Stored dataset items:
-- start --
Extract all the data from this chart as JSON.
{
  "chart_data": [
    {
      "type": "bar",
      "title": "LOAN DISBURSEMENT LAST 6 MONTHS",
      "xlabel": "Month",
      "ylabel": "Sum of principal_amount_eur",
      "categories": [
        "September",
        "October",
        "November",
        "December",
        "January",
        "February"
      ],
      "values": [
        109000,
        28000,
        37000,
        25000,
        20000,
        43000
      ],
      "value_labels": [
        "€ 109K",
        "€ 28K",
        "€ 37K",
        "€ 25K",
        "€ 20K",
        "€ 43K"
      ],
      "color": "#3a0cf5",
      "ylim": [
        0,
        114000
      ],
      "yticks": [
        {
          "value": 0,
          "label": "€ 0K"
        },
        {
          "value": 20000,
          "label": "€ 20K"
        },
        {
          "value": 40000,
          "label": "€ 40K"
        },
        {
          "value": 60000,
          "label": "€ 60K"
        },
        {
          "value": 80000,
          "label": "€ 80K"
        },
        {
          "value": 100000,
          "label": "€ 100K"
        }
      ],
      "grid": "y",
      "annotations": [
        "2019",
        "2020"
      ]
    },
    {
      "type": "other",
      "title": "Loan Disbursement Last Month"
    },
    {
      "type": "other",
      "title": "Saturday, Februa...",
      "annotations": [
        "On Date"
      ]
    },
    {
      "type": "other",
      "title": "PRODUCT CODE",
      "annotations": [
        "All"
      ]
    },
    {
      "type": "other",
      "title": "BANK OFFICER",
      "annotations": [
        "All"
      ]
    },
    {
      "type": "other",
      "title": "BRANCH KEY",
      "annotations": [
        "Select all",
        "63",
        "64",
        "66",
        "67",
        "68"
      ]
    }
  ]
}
-- end --
-- start --
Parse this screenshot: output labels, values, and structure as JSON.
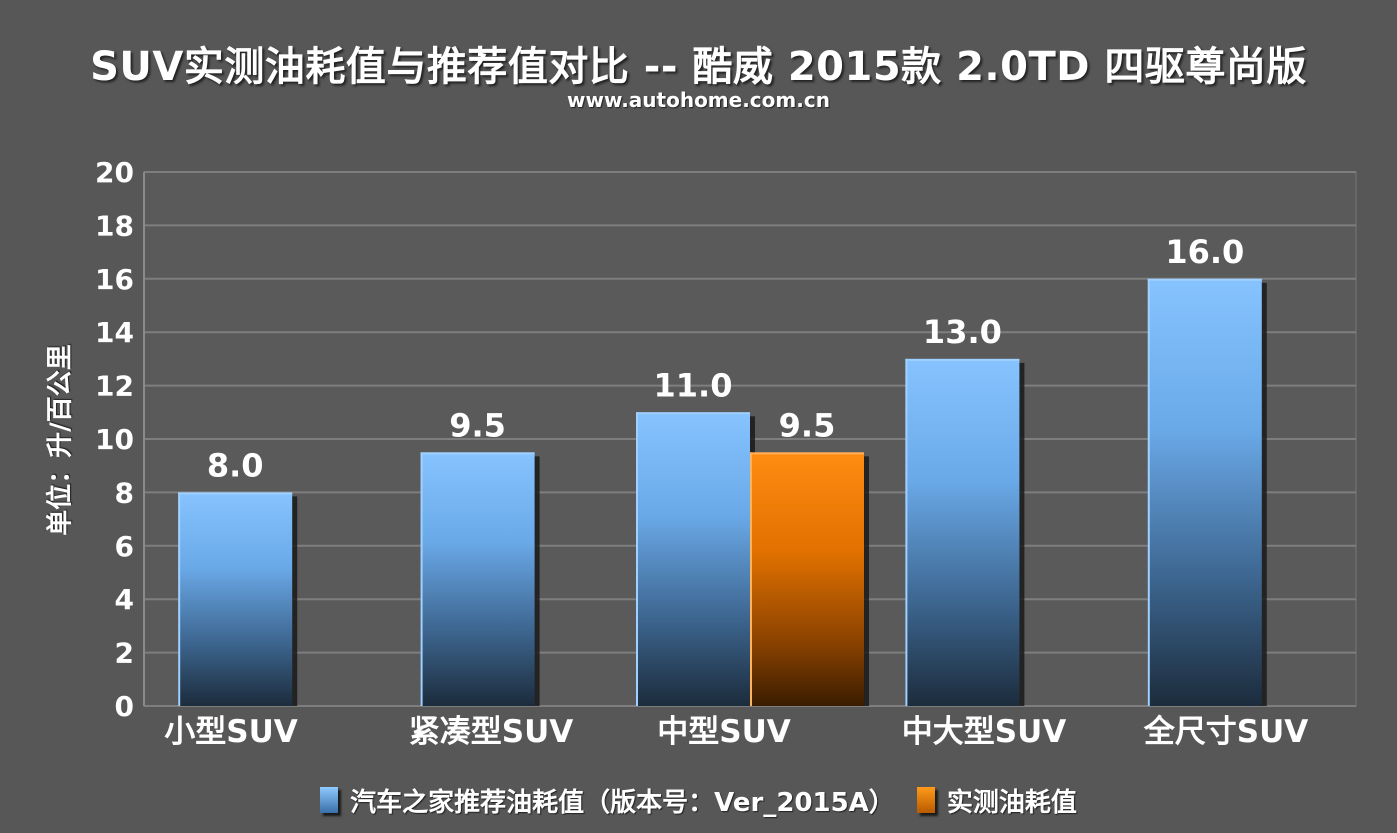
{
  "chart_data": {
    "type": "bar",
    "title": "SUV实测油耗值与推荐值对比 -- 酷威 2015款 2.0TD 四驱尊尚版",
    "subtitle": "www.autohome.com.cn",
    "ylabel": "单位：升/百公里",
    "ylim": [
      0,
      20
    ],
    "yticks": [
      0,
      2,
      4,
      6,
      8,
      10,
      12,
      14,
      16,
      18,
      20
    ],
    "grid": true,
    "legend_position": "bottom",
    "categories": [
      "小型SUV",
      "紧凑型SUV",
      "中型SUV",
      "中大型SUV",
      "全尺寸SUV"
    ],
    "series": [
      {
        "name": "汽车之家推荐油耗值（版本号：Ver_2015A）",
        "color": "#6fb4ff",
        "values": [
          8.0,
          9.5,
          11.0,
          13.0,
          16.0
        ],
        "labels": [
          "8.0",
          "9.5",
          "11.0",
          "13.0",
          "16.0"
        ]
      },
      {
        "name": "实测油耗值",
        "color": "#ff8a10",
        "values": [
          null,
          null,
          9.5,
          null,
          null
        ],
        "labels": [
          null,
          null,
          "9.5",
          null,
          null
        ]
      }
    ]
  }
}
-- end --
-- start --
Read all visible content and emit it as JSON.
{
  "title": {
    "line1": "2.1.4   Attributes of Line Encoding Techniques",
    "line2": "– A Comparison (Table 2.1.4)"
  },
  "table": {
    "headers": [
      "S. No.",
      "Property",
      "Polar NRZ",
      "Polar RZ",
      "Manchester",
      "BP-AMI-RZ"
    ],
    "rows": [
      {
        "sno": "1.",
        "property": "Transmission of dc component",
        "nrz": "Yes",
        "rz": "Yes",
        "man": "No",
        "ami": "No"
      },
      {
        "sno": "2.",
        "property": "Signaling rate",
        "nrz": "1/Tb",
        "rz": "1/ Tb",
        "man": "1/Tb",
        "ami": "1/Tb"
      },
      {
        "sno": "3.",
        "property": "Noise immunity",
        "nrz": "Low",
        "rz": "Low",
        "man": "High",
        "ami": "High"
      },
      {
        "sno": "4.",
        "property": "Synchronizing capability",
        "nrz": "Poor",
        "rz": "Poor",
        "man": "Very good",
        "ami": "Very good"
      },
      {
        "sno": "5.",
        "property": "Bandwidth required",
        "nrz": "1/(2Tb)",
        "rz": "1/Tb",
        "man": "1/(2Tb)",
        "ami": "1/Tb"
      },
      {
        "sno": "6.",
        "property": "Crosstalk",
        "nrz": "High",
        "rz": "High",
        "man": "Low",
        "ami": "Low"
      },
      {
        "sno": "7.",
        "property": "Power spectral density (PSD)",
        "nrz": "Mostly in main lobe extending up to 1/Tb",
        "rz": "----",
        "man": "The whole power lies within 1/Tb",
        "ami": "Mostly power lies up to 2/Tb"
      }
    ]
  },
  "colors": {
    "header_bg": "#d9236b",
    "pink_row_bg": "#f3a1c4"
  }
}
-- end --
What you have to do: Give only the number of lines that include the word "ylabel".

The reply: 2